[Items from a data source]
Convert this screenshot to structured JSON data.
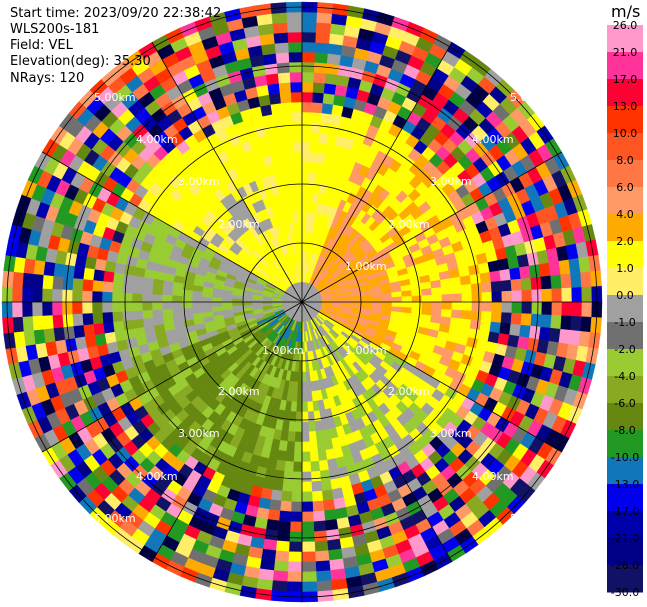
{
  "header": {
    "start_time": "Start time: 2023/09/20 22:38:42",
    "instrument": "WLS200s-181",
    "field": "Field: VEL",
    "elevation": "Elevation(deg): 35.30",
    "nrays": "NRays: 120"
  },
  "ring_labels": {
    "r1": "1.00km",
    "r2": "2.00km",
    "r3": "3.00km",
    "r4": "4.00km",
    "r5": "5.00km"
  },
  "colorbar": {
    "unit": "m/s",
    "ticks": [
      "26.0",
      "21.0",
      "17.0",
      "13.0",
      "10.0",
      "8.0",
      "6.0",
      "4.0",
      "2.0",
      "1.0",
      "0.0",
      "-1.0",
      "-2.0",
      "-4.0",
      "-6.0",
      "-8.0",
      "-10.0",
      "-13.0",
      "-17.0",
      "-21.0",
      "-26.0",
      "-30.0"
    ],
    "colors": [
      "#ff99cc",
      "#ff3399",
      "#ff0033",
      "#ff3300",
      "#ff5522",
      "#ff7744",
      "#ff9966",
      "#ffaa00",
      "#ffff00",
      "#ffee66",
      "#a0a0a0",
      "#707070",
      "#99cc33",
      "#88aa22",
      "#668811",
      "#229922",
      "#1177bb",
      "#0000ee",
      "#0000aa",
      "#000088",
      "#111166",
      "#000044"
    ]
  }
}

▶ _Prompt_:
Reproduce every entry word for word, but skip any pictures.

▶ _Result_:
Convert this screenshot to structured JSON data.
{
  "header": {
    "start_time": "Start time: 2023/09/20 22:38:42",
    "instrument": "WLS200s-181",
    "field": "Field: VEL",
    "elevation": "Elevation(deg): 35.30",
    "nrays": "NRays: 120"
  },
  "ring_labels": {
    "r1": "1.00km",
    "r2": "2.00km",
    "r3": "3.00km",
    "r4": "4.00km",
    "r5": "5.00km"
  },
  "colorbar": {
    "unit": "m/s",
    "ticks": [
      "26.0",
      "21.0",
      "17.0",
      "13.0",
      "10.0",
      "8.0",
      "6.0",
      "4.0",
      "2.0",
      "1.0",
      "0.0",
      "-1.0",
      "-2.0",
      "-4.0",
      "-6.0",
      "-8.0",
      "-10.0",
      "-13.0",
      "-17.0",
      "-21.0",
      "-26.0",
      "-30.0"
    ],
    "colors": [
      "#ff99cc",
      "#ff3399",
      "#ff0033",
      "#ff3300",
      "#ff5522",
      "#ff7744",
      "#ff9966",
      "#ffaa00",
      "#ffff00",
      "#ffee66",
      "#a0a0a0",
      "#707070",
      "#99cc33",
      "#88aa22",
      "#668811",
      "#229922",
      "#1177bb",
      "#0000ee",
      "#0000aa",
      "#000088",
      "#111166",
      "#000044"
    ]
  }
}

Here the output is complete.